::: Excerpted records :::

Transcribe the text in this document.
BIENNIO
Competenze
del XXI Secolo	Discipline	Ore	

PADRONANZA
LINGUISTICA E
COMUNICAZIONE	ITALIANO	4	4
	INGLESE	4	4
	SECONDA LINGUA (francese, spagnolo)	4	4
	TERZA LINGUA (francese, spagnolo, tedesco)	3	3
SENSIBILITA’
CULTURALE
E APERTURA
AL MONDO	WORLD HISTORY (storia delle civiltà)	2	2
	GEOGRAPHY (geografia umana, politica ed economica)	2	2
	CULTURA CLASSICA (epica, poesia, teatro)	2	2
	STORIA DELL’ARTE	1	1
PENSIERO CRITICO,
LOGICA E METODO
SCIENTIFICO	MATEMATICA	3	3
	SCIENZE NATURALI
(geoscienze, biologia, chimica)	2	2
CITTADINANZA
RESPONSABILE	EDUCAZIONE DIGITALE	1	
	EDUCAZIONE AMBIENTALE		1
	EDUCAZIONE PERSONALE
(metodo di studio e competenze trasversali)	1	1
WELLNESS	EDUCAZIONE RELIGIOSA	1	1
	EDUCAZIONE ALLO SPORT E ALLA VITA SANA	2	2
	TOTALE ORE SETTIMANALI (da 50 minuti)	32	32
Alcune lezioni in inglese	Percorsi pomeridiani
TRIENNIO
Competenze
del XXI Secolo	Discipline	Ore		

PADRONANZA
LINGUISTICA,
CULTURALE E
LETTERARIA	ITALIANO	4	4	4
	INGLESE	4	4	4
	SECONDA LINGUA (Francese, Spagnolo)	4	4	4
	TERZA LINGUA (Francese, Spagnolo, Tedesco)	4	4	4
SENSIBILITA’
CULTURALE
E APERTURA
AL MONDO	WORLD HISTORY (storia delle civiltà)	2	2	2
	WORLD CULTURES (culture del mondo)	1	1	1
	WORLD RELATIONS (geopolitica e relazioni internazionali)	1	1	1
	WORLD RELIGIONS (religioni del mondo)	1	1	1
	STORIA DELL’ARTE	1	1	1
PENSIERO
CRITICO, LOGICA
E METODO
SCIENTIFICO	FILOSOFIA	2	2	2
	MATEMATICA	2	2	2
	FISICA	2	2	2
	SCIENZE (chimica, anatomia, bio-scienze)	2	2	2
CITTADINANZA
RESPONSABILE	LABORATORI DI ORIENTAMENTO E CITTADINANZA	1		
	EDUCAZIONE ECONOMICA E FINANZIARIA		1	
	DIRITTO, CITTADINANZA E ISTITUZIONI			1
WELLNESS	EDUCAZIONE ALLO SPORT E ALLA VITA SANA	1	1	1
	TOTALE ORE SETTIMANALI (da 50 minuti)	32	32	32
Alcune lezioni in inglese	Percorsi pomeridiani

:::

* [Exercise] Repeat the records above exactly, leaving none out.

* [Final answer]
Transcribe the text in this document.
BIENNIO
Competenze
del XXI Secolo	Discipline	Ore	

PADRONANZA
LINGUISTICA E
COMUNICAZIONE	ITALIANO	4	4
	INGLESE	4	4
	SECONDA LINGUA (francese, spagnolo)	4	4
	TERZA LINGUA (francese, spagnolo, tedesco)	3	3
SENSIBILITA’
CULTURALE
E APERTURA
AL MONDO	WORLD HISTORY (storia delle civiltà)	2	2
	GEOGRAPHY (geografia umana, politica ed economica)	2	2
	CULTURA CLASSICA (epica, poesia, teatro)	2	2
	STORIA DELL’ARTE	1	1
PENSIERO CRITICO,
LOGICA E METODO
SCIENTIFICO	MATEMATICA	3	3
	SCIENZE NATURALI
(geoscienze, biologia, chimica)	2	2
CITTADINANZA
RESPONSABILE	EDUCAZIONE DIGITALE	1	
	EDUCAZIONE AMBIENTALE		1
	EDUCAZIONE PERSONALE
(metodo di studio e competenze trasversali)	1	1
WELLNESS	EDUCAZIONE RELIGIOSA	1	1
	EDUCAZIONE ALLO SPORT E ALLA VITA SANA	2	2
	TOTALE ORE SETTIMANALI (da 50 minuti)	32	32
Alcune lezioni in inglese	Percorsi pomeridiani
TRIENNIO
Competenze
del XXI Secolo	Discipline	Ore		

PADRONANZA
LINGUISTICA,
CULTURALE E
LETTERARIA	ITALIANO	4	4	4
	INGLESE	4	4	4
	SECONDA LINGUA (Francese, Spagnolo)	4	4	4
	TERZA LINGUA (Francese, Spagnolo, Tedesco)	4	4	4
SENSIBILITA’
CULTURALE
E APERTURA
AL MONDO	WORLD HISTORY (storia delle civiltà)	2	2	2
	WORLD CULTURES (culture del mondo)	1	1	1
	WORLD RELATIONS (geopolitica e relazioni internazionali)	1	1	1
	WORLD RELIGIONS (religioni del mondo)	1	1	1
	STORIA DELL’ARTE	1	1	1
PENSIERO
CRITICO, LOGICA
E METODO
SCIENTIFICO	FILOSOFIA	2	2	2
	MATEMATICA	2	2	2
	FISICA	2	2	2
	SCIENZE (chimica, anatomia, bio-scienze)	2	2	2
CITTADINANZA
RESPONSABILE	LABORATORI DI ORIENTAMENTO E CITTADINANZA	1		
	EDUCAZIONE ECONOMICA E FINANZIARIA		1	
	DIRITTO, CITTADINANZA E ISTITUZIONI			1
WELLNESS	EDUCAZIONE ALLO SPORT E ALLA VITA SANA	1	1	1
	TOTALE ORE SETTIMANALI (da 50 minuti)	32	32	32
Alcune lezioni in inglese	Percorsi pomeridiani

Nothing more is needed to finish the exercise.